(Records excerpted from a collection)
>>>

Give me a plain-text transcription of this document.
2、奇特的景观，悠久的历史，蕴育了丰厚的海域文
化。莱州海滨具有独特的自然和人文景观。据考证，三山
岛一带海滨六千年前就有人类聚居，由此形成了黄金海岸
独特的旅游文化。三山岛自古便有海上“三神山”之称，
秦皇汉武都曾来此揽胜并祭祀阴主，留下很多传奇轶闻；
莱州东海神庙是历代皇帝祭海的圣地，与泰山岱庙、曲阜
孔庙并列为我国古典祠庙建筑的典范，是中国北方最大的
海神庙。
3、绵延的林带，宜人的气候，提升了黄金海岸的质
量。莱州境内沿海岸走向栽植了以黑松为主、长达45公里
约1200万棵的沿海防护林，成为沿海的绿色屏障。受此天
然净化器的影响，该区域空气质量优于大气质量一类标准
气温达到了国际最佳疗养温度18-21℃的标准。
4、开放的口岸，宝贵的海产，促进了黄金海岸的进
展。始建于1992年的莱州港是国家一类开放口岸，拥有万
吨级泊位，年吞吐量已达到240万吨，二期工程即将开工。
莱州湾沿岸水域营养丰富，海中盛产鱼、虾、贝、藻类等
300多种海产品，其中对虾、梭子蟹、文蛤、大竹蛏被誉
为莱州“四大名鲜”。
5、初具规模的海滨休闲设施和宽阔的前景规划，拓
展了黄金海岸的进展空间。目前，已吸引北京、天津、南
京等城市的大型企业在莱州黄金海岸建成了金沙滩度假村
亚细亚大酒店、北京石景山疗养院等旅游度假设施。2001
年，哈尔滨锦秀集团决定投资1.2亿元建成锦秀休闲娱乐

<<<

* YOUR OBJECTIVE *
Each record above must be given again exactly.

* REPLY TO THE EXERCISE *
Give me a plain-text transcription of this document.
2、奇特的景观，悠久的历史，蕴育了丰厚的海域文
化。莱州海滨具有独特的自然和人文景观。据考证，三山
岛一带海滨六千年前就有人类聚居，由此形成了黄金海岸
独特的旅游文化。三山岛自古便有海上“三神山”之称，
秦皇汉武都曾来此揽胜并祭祀阴主，留下很多传奇轶闻；
莱州东海神庙是历代皇帝祭海的圣地，与泰山岱庙、曲阜
孔庙并列为我国古典祠庙建筑的典范，是中国北方最大的
海神庙。
3、绵延的林带，宜人的气候，提升了黄金海岸的质
量。莱州境内沿海岸走向栽植了以黑松为主、长达45公里
约1200万棵的沿海防护林，成为沿海的绿色屏障。受此天
然净化器的影响，该区域空气质量优于大气质量一类标准
气温达到了国际最佳疗养温度18-21℃的标准。
4、开放的口岸，宝贵的海产，促进了黄金海岸的进
展。始建于1992年的莱州港是国家一类开放口岸，拥有万
吨级泊位，年吞吐量已达到240万吨，二期工程即将开工。
莱州湾沿岸水域营养丰富，海中盛产鱼、虾、贝、藻类等
300多种海产品，其中对虾、梭子蟹、文蛤、大竹蛏被誉
为莱州“四大名鲜”。
5、初具规模的海滨休闲设施和宽阔的前景规划，拓
展了黄金海岸的进展空间。目前，已吸引北京、天津、南
京等城市的大型企业在莱州黄金海岸建成了金沙滩度假村
亚细亚大酒店、北京石景山疗养院等旅游度假设施。2001
年，哈尔滨锦秀集团决定投资1.2亿元建成锦秀休闲娱乐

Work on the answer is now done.